Go through the data below and copy it exactly, skipping every picture.

____

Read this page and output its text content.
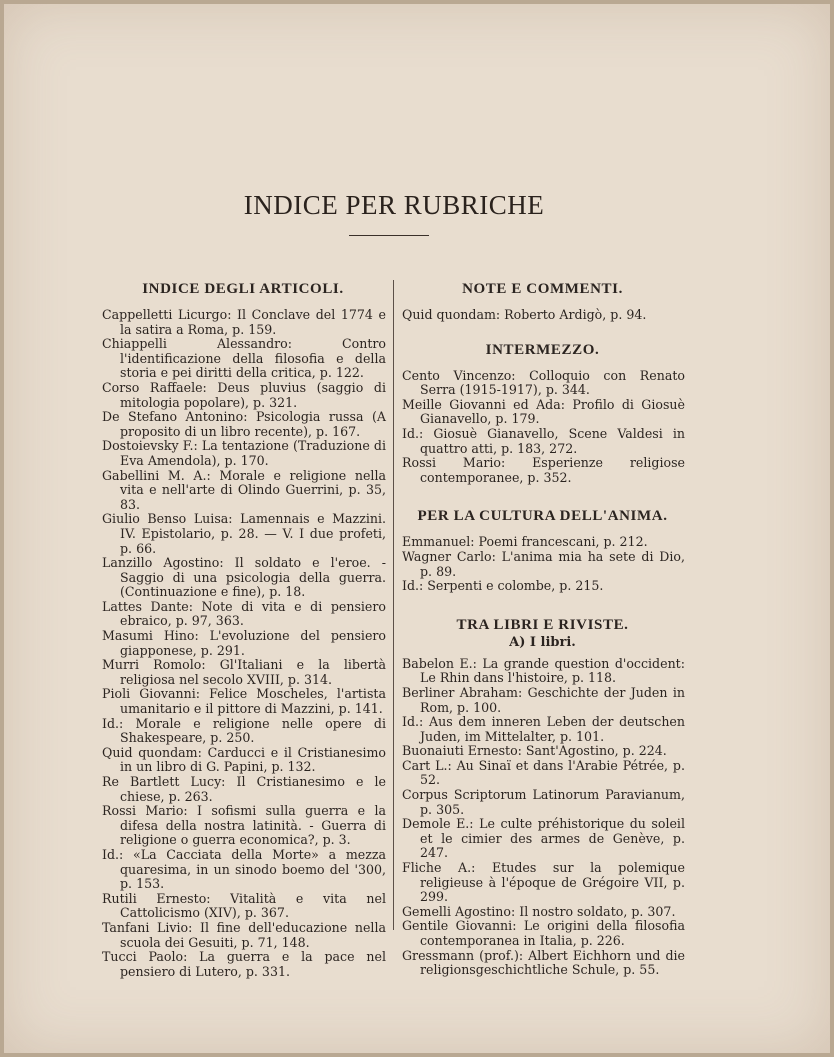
INDICE PER RUBRICHE
INDICE DEGLI ARTICOLI.

Cappelletti Licurgo: Il Conclave del 1774 e la satira a Roma, p. 159.

Chiappelli Alessandro: Contro l'identificazione della filosofia e della storia e pei diritti della critica, p. 122.

Corso Raffaele: Deus pluvius (saggio di mitologia popolare), p. 321.

De Stefano Antonino: Psicologia russa (A proposito di un libro recente), p. 167.

Dostoievsky F.: La tentazione (Traduzione di Eva Amendola), p. 170.

Gabellini M. A.: Morale e religione nella vita e nell'arte di Olindo Guerrini, p. 35, 83.

Giulio Benso Luisa: Lamennais e Mazzini. IV. Epistolario, p. 28. — V. I due profeti, p. 66.

Lanzillo Agostino: Il soldato e l'eroe. - Saggio di una psicologia della guerra. (Continuazione e fine), p. 18.

Lattes Dante: Note di vita e di pensiero ebraico, p. 97, 363.

Masumi Hino: L'evoluzione del pensiero giapponese, p. 291.

Murri Romolo: Gl'Italiani e la libertà religiosa nel secolo XVIII, p. 314.

Pioli Giovanni: Felice Moscheles, l'artista umanitario e il pittore di Mazzini, p. 141.

Id.: Morale e religione nelle opere di Shakespeare, p. 250.

Quid quondam: Carducci e il Cristianesimo in un libro di G. Papini, p. 132.

Re Bartlett Lucy: Il Cristianesimo e le chiese, p. 263.

Rossi Mario: I sofismi sulla guerra e la difesa della nostra latinità. - Guerra di religione o guerra economica?, p. 3.

Id.: «La Cacciata della Morte» a mezza quaresima, in un sinodo boemo del '300, p. 153.

Rutili Ernesto: Vitalità e vita nel Cattolicismo (XIV), p. 367.

Tanfani Livio: Il fine dell'educazione nella scuola dei Gesuiti, p. 71, 148.

Tucci Paolo: La guerra e la pace nel pensiero di Lutero, p. 331.

NOTE E COMMENTI.

Quid quondam: Roberto Ardigò, p. 94.

INTERMEZZO.

Cento Vincenzo: Colloquio con Renato Serra (1915-1917), p. 344.

Meille Giovanni ed Ada: Profilo di Giosuè Gianavello, p. 179.

Id.: Giosuè Gianavello, Scene Valdesi in quattro atti, p. 183, 272.

Rossi Mario: Esperienze religiose contemporanee, p. 352.

PER LA CULTURA DELL'ANIMA.

Emmanuel: Poemi francescani, p. 212.

Wagner Carlo: L'anima mia ha sete di Dio, p. 89.

Id.: Serpenti e colombe, p. 215.

TRA LIBRI E RIVISTE.
A) I libri.

Babelon E.: La grande question d'occident: Le Rhin dans l'histoire, p. 118.

Berliner Abraham: Geschichte der Juden in Rom, p. 100.

Id.: Aus dem inneren Leben der deutschen Juden, im Mittelalter, p. 101.

Buonaiuti Ernesto: Sant'Agostino, p. 224.

Cart L.: Au Sinaï et dans l'Arabie Pétrée, p. 52.

Corpus Scriptorum Latinorum Paravianum, p. 305.

Demole E.: Le culte préhistorique du soleil et le cimier des armes de Genève, p. 247.

Fliche A.: Etudes sur la polemique religieuse à l'époque de Grégoire VII, p. 299.

Gemelli Agostino: Il nostro soldato, p. 307.

Gentile Giovanni: Le origini della filosofia contemporanea in Italia, p. 226.

Gressmann (prof.): Albert Eichhorn und die religionsgeschichtliche Schule, p. 55.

____

FINAL RESULT –
Read this page and output its text content.
INDICE PER RUBRICHE
INDICE DEGLI ARTICOLI.

Cappelletti Licurgo: Il Conclave del 1774 e la satira a Roma, p. 159.

Chiappelli Alessandro: Contro l'identificazione della filosofia e della storia e pei diritti della critica, p. 122.

Corso Raffaele: Deus pluvius (saggio di mitologia popolare), p. 321.

De Stefano Antonino: Psicologia russa (A proposito di un libro recente), p. 167.

Dostoievsky F.: La tentazione (Traduzione di Eva Amendola), p. 170.

Gabellini M. A.: Morale e religione nella vita e nell'arte di Olindo Guerrini, p. 35, 83.

Giulio Benso Luisa: Lamennais e Mazzini. IV. Epistolario, p. 28. — V. I due profeti, p. 66.

Lanzillo Agostino: Il soldato e l'eroe. - Saggio di una psicologia della guerra. (Continuazione e fine), p. 18.

Lattes Dante: Note di vita e di pensiero ebraico, p. 97, 363.

Masumi Hino: L'evoluzione del pensiero giapponese, p. 291.

Murri Romolo: Gl'Italiani e la libertà religiosa nel secolo XVIII, p. 314.

Pioli Giovanni: Felice Moscheles, l'artista umanitario e il pittore di Mazzini, p. 141.

Id.: Morale e religione nelle opere di Shakespeare, p. 250.

Quid quondam: Carducci e il Cristianesimo in un libro di G. Papini, p. 132.

Re Bartlett Lucy: Il Cristianesimo e le chiese, p. 263.

Rossi Mario: I sofismi sulla guerra e la difesa della nostra latinità. - Guerra di religione o guerra economica?, p. 3.

Id.: «La Cacciata della Morte» a mezza quaresima, in un sinodo boemo del '300, p. 153.

Rutili Ernesto: Vitalità e vita nel Cattolicismo (XIV), p. 367.

Tanfani Livio: Il fine dell'educazione nella scuola dei Gesuiti, p. 71, 148.

Tucci Paolo: La guerra e la pace nel pensiero di Lutero, p. 331.

NOTE E COMMENTI.

Quid quondam: Roberto Ardigò, p. 94.

INTERMEZZO.

Cento Vincenzo: Colloquio con Renato Serra (1915-1917), p. 344.

Meille Giovanni ed Ada: Profilo di Giosuè Gianavello, p. 179.

Id.: Giosuè Gianavello, Scene Valdesi in quattro atti, p. 183, 272.

Rossi Mario: Esperienze religiose contemporanee, p. 352.

PER LA CULTURA DELL'ANIMA.

Emmanuel: Poemi francescani, p. 212.

Wagner Carlo: L'anima mia ha sete di Dio, p. 89.

Id.: Serpenti e colombe, p. 215.

TRA LIBRI E RIVISTE.
A) I libri.

Babelon E.: La grande question d'occident: Le Rhin dans l'histoire, p. 118.

Berliner Abraham: Geschichte der Juden in Rom, p. 100.

Id.: Aus dem inneren Leben der deutschen Juden, im Mittelalter, p. 101.

Buonaiuti Ernesto: Sant'Agostino, p. 224.

Cart L.: Au Sinaï et dans l'Arabie Pétrée, p. 52.

Corpus Scriptorum Latinorum Paravianum, p. 305.

Demole E.: Le culte préhistorique du soleil et le cimier des armes de Genève, p. 247.

Fliche A.: Etudes sur la polemique religieuse à l'époque de Grégoire VII, p. 299.

Gemelli Agostino: Il nostro soldato, p. 307.

Gentile Giovanni: Le origini della filosofia contemporanea in Italia, p. 226.

Gressmann (prof.): Albert Eichhorn und die religionsgeschichtliche Schule, p. 55.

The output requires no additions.